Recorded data
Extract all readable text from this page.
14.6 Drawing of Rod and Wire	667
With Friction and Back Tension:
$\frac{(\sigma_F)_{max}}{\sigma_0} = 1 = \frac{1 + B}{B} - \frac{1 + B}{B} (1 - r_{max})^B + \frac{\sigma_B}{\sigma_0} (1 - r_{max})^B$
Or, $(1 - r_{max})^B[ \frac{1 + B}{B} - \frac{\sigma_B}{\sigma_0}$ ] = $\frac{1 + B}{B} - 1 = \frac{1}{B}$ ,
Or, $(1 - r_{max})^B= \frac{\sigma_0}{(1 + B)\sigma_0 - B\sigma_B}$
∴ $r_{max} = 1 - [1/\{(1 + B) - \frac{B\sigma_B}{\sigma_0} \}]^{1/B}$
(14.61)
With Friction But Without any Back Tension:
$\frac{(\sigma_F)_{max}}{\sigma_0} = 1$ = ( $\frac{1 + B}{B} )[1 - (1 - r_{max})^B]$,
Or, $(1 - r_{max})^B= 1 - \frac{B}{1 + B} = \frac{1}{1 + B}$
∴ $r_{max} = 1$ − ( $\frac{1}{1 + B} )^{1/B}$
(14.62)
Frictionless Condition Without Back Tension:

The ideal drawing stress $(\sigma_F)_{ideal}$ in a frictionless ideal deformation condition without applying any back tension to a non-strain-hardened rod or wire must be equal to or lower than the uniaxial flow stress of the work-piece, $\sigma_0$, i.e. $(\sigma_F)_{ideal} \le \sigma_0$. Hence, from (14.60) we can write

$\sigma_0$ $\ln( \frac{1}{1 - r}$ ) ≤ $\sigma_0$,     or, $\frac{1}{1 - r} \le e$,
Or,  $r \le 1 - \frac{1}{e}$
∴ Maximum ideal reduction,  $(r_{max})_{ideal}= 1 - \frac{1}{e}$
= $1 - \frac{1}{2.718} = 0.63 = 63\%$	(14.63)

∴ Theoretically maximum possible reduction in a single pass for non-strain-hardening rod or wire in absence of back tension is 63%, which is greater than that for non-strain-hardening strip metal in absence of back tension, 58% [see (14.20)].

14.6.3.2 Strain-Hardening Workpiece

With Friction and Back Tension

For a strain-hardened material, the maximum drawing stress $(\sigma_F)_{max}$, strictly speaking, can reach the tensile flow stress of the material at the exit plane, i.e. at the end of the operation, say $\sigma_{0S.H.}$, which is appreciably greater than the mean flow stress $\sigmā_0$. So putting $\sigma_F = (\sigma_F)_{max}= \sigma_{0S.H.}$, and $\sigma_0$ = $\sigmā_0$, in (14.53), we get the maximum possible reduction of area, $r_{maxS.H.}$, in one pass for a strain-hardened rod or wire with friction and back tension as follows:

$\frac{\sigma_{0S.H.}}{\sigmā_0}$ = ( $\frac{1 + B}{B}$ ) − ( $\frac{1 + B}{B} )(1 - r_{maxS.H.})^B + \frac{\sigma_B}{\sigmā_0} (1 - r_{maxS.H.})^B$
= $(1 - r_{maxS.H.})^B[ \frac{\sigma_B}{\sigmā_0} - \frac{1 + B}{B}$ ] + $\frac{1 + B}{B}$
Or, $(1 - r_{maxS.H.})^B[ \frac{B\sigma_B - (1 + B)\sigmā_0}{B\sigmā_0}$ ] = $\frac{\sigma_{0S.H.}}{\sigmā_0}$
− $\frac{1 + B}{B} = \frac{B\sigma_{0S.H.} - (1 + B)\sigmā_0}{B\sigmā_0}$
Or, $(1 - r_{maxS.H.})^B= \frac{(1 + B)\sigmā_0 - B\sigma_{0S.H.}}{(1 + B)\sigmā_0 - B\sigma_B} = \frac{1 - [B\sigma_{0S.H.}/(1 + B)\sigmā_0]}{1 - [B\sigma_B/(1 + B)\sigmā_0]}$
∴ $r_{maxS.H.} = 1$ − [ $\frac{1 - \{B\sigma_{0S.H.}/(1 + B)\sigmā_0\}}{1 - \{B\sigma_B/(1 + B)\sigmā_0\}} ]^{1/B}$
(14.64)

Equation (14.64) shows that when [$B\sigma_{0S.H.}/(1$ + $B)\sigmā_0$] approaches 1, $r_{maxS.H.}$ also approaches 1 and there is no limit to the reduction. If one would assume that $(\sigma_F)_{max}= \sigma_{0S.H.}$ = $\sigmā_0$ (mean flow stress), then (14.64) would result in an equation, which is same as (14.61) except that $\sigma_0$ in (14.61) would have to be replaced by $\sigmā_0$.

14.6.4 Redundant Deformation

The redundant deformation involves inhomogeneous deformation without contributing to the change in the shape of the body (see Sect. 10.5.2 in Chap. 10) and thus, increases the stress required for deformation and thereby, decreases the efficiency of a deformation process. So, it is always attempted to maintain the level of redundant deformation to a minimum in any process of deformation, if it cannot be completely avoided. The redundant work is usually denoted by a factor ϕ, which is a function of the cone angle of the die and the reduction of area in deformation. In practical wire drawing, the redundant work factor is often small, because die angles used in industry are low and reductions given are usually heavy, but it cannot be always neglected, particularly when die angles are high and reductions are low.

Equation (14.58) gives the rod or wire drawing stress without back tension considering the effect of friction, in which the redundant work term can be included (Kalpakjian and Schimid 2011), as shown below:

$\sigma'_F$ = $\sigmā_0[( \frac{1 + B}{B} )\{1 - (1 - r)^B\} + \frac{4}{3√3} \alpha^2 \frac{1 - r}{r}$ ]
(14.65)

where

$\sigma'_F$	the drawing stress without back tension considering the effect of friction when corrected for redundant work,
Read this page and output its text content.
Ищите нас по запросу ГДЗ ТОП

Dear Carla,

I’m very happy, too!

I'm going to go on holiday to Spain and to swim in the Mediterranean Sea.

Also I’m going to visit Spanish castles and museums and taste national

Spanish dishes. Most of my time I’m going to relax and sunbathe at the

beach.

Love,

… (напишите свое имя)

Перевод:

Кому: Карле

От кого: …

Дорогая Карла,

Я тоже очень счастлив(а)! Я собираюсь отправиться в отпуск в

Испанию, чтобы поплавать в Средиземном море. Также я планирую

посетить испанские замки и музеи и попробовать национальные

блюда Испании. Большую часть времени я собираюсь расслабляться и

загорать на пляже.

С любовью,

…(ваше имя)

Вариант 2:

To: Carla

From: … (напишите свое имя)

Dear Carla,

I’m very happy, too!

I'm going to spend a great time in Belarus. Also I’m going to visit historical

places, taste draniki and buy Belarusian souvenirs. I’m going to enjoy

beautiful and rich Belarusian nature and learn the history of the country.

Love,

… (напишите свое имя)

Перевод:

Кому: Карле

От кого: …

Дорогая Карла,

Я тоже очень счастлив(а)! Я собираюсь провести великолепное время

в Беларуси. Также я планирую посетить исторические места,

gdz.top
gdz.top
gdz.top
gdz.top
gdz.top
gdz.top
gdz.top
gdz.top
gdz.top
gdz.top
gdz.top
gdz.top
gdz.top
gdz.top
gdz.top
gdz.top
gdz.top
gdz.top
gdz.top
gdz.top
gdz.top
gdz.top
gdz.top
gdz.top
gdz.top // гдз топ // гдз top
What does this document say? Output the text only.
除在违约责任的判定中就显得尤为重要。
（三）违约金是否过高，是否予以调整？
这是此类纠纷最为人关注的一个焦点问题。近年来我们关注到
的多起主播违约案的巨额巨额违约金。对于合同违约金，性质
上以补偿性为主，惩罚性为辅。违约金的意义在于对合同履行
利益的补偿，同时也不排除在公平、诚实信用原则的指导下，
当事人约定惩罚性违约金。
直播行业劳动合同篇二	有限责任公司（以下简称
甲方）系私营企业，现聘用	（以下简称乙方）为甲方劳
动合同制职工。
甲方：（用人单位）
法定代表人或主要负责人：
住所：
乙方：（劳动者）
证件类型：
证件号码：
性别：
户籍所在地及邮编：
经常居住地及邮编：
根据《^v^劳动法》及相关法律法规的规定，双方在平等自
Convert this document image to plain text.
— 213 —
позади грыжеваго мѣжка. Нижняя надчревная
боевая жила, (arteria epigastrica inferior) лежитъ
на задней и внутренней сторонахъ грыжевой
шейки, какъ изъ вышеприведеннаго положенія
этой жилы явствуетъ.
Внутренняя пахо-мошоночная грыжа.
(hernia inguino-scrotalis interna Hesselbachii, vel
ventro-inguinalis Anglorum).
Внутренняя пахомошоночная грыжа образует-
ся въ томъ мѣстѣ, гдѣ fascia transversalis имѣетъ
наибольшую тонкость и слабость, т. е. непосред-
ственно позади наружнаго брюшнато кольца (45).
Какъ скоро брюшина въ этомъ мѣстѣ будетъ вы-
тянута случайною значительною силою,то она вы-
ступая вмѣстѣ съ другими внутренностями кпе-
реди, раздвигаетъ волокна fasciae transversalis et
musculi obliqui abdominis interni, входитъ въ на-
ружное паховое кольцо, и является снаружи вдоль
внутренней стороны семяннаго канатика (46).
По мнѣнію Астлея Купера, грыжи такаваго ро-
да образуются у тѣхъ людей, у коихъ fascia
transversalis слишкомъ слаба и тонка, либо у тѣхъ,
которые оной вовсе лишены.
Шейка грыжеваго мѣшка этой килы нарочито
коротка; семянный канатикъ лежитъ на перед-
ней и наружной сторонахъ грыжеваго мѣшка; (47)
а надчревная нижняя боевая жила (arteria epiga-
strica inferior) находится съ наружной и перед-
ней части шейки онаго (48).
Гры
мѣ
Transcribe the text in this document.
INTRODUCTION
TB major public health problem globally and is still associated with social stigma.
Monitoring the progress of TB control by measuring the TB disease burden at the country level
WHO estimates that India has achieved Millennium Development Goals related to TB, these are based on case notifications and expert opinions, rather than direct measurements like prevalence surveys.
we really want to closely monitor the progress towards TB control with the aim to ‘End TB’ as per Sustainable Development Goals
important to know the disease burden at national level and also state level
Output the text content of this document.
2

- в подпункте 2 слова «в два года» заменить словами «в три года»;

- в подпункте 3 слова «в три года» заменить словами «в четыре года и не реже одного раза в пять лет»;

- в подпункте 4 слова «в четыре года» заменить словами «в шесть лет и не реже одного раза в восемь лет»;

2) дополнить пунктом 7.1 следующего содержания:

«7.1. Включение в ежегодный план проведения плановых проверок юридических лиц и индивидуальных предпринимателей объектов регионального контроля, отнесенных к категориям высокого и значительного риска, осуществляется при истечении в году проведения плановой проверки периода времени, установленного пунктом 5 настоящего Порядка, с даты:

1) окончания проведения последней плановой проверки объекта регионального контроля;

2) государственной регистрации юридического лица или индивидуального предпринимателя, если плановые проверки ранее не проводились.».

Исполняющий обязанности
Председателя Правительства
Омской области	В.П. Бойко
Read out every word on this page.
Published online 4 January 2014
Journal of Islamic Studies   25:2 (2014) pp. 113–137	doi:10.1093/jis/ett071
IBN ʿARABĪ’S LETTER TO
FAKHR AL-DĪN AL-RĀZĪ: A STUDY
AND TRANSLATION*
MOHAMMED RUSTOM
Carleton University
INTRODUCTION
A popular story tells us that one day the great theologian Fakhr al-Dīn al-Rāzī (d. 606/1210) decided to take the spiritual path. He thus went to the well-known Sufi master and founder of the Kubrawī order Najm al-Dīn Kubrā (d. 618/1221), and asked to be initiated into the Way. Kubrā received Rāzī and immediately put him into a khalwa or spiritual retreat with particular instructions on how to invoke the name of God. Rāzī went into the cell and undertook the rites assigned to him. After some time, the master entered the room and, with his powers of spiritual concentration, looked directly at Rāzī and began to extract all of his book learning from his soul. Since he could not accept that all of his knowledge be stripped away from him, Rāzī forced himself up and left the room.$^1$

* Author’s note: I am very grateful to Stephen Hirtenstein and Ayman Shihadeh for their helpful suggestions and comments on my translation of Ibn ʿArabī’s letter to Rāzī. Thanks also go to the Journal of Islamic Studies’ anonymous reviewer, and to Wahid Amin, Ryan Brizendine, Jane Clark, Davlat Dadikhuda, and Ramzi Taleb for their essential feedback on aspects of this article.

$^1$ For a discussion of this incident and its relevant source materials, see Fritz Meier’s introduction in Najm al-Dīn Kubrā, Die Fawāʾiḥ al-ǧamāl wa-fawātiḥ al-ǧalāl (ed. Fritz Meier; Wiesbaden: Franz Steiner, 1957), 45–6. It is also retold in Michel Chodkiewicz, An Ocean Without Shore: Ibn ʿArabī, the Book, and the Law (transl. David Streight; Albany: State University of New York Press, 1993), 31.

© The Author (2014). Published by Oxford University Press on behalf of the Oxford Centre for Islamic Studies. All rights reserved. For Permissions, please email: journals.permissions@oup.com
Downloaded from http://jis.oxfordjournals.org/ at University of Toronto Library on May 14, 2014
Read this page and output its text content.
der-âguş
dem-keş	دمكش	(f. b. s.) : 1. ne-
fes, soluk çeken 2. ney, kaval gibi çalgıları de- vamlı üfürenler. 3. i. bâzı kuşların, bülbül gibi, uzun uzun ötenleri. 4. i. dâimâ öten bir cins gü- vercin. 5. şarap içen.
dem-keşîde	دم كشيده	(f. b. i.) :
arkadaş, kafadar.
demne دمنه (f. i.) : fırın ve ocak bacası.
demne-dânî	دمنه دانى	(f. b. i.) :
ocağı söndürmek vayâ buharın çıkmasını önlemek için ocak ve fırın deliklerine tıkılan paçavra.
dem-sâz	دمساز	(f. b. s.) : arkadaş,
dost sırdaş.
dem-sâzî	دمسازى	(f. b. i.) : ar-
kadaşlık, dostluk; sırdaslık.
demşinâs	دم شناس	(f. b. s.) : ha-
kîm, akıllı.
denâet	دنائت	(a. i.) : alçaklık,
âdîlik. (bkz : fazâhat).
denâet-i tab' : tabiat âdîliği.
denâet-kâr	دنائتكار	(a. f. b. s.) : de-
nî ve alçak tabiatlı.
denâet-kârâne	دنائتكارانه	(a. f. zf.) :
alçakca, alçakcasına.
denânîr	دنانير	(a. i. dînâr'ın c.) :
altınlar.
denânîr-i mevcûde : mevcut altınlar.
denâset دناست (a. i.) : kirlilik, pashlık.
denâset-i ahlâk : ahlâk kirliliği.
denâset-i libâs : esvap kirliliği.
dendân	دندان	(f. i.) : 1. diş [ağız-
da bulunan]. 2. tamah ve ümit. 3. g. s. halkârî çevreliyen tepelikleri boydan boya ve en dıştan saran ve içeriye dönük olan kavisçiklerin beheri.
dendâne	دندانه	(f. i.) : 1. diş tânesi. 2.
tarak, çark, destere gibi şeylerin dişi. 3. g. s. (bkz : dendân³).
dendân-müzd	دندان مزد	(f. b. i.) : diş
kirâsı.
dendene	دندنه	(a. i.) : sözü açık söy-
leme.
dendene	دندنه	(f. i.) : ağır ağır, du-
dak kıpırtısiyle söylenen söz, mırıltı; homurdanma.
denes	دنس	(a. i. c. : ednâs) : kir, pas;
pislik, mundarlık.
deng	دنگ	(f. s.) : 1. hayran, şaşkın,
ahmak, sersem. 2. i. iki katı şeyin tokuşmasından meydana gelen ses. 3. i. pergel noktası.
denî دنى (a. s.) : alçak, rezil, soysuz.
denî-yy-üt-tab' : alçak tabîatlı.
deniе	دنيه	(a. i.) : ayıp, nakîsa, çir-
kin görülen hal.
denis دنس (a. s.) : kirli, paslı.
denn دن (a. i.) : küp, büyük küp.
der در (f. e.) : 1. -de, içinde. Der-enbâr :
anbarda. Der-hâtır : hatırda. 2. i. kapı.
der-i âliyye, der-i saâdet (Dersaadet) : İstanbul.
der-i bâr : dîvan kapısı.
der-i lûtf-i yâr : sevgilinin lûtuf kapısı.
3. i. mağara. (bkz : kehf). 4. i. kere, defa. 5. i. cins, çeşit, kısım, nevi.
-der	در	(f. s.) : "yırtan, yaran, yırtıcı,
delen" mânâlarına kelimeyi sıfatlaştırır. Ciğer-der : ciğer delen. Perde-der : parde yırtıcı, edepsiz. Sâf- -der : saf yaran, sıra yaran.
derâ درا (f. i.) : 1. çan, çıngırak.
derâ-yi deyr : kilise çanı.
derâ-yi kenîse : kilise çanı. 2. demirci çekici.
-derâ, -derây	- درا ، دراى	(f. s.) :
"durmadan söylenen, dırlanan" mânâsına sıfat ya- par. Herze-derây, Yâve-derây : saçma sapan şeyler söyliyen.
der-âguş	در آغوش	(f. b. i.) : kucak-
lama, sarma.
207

Exercise aim: Count the lines that include the word "ocak" and state the result as a bare number.

Written solution: 2